[Directions]:
Each line should be copied exactly.

= = = = =

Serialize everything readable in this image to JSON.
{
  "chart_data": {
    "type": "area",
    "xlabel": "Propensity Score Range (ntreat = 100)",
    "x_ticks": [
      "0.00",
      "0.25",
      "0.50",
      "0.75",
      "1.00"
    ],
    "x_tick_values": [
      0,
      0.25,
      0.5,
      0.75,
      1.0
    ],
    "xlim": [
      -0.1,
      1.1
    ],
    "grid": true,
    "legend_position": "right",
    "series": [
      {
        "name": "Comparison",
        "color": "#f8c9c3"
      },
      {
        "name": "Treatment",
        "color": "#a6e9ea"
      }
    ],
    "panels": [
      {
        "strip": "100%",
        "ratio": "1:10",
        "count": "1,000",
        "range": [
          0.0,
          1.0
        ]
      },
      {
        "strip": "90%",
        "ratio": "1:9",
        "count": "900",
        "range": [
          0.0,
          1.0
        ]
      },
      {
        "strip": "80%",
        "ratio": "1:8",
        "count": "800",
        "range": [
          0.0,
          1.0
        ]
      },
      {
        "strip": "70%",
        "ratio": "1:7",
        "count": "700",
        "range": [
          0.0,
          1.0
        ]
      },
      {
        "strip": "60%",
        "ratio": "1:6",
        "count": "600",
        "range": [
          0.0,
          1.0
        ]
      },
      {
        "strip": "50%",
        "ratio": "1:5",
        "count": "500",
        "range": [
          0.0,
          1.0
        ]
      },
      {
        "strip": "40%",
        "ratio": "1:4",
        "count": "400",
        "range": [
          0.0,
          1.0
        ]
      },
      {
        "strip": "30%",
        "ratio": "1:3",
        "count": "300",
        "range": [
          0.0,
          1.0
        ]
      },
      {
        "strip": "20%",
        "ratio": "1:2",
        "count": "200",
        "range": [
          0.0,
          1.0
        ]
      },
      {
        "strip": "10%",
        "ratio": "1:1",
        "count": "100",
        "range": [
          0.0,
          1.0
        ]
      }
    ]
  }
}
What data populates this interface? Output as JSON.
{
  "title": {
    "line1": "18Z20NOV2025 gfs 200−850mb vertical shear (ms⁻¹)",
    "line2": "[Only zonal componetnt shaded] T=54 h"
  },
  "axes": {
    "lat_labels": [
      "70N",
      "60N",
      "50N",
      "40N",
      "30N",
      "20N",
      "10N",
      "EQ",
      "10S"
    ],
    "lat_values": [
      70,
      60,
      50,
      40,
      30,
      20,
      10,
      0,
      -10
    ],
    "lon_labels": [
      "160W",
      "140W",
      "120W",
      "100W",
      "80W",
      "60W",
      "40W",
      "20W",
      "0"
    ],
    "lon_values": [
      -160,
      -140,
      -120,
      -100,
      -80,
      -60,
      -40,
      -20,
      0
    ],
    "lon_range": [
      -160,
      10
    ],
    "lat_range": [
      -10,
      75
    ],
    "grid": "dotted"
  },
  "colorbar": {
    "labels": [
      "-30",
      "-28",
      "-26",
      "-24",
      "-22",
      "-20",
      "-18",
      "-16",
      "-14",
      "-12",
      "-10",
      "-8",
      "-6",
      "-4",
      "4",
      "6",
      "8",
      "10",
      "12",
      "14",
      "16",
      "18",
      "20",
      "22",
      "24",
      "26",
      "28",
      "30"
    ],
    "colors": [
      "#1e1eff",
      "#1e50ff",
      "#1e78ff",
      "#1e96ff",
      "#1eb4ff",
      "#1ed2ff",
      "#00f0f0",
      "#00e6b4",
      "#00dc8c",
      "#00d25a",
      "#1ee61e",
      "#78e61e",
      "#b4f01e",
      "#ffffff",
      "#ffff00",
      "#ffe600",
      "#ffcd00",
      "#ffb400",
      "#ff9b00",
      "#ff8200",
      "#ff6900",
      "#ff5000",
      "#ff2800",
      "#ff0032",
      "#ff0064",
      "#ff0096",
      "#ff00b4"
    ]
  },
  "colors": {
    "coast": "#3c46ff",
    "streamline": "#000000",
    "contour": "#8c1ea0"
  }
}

= = = = =

[Full output]:
Serialize everything readable in this image to JSON.
{
  "chart_data": {
    "type": "area",
    "xlabel": "Propensity Score Range (ntreat = 100)",
    "x_ticks": [
      "0.00",
      "0.25",
      "0.50",
      "0.75",
      "1.00"
    ],
    "x_tick_values": [
      0,
      0.25,
      0.5,
      0.75,
      1.0
    ],
    "xlim": [
      -0.1,
      1.1
    ],
    "grid": true,
    "legend_position": "right",
    "series": [
      {
        "name": "Comparison",
        "color": "#f8c9c3"
      },
      {
        "name": "Treatment",
        "color": "#a6e9ea"
      }
    ],
    "panels": [
      {
        "strip": "100%",
        "ratio": "1:10",
        "count": "1,000",
        "range": [
          0.0,
          1.0
        ]
      },
      {
        "strip": "90%",
        "ratio": "1:9",
        "count": "900",
        "range": [
          0.0,
          1.0
        ]
      },
      {
        "strip": "80%",
        "ratio": "1:8",
        "count": "800",
        "range": [
          0.0,
          1.0
        ]
      },
      {
        "strip": "70%",
        "ratio": "1:7",
        "count": "700",
        "range": [
          0.0,
          1.0
        ]
      },
      {
        "strip": "60%",
        "ratio": "1:6",
        "count": "600",
        "range": [
          0.0,
          1.0
        ]
      },
      {
        "strip": "50%",
        "ratio": "1:5",
        "count": "500",
        "range": [
          0.0,
          1.0
        ]
      },
      {
        "strip": "40%",
        "ratio": "1:4",
        "count": "400",
        "range": [
          0.0,
          1.0
        ]
      },
      {
        "strip": "30%",
        "ratio": "1:3",
        "count": "300",
        "range": [
          0.0,
          1.0
        ]
      },
      {
        "strip": "20%",
        "ratio": "1:2",
        "count": "200",
        "range": [
          0.0,
          1.0
        ]
      },
      {
        "strip": "10%",
        "ratio": "1:1",
        "count": "100",
        "range": [
          0.0,
          1.0
        ]
      }
    ]
  }
}
What data populates this interface? Output as JSON.
{
  "title": {
    "line1": "18Z20NOV2025 gfs 200−850mb vertical shear (ms⁻¹)",
    "line2": "[Only zonal componetnt shaded] T=54 h"
  },
  "axes": {
    "lat_labels": [
      "70N",
      "60N",
      "50N",
      "40N",
      "30N",
      "20N",
      "10N",
      "EQ",
      "10S"
    ],
    "lat_values": [
      70,
      60,
      50,
      40,
      30,
      20,
      10,
      0,
      -10
    ],
    "lon_labels": [
      "160W",
      "140W",
      "120W",
      "100W",
      "80W",
      "60W",
      "40W",
      "20W",
      "0"
    ],
    "lon_values": [
      -160,
      -140,
      -120,
      -100,
      -80,
      -60,
      -40,
      -20,
      0
    ],
    "lon_range": [
      -160,
      10
    ],
    "lat_range": [
      -10,
      75
    ],
    "grid": "dotted"
  },
  "colorbar": {
    "labels": [
      "-30",
      "-28",
      "-26",
      "-24",
      "-22",
      "-20",
      "-18",
      "-16",
      "-14",
      "-12",
      "-10",
      "-8",
      "-6",
      "-4",
      "4",
      "6",
      "8",
      "10",
      "12",
      "14",
      "16",
      "18",
      "20",
      "22",
      "24",
      "26",
      "28",
      "30"
    ],
    "colors": [
      "#1e1eff",
      "#1e50ff",
      "#1e78ff",
      "#1e96ff",
      "#1eb4ff",
      "#1ed2ff",
      "#00f0f0",
      "#00e6b4",
      "#00dc8c",
      "#00d25a",
      "#1ee61e",
      "#78e61e",
      "#b4f01e",
      "#ffffff",
      "#ffff00",
      "#ffe600",
      "#ffcd00",
      "#ffb400",
      "#ff9b00",
      "#ff8200",
      "#ff6900",
      "#ff5000",
      "#ff2800",
      "#ff0032",
      "#ff0064",
      "#ff0096",
      "#ff00b4"
    ]
  },
  "colors": {
    "coast": "#3c46ff",
    "streamline": "#000000",
    "contour": "#8c1ea0"
  }
}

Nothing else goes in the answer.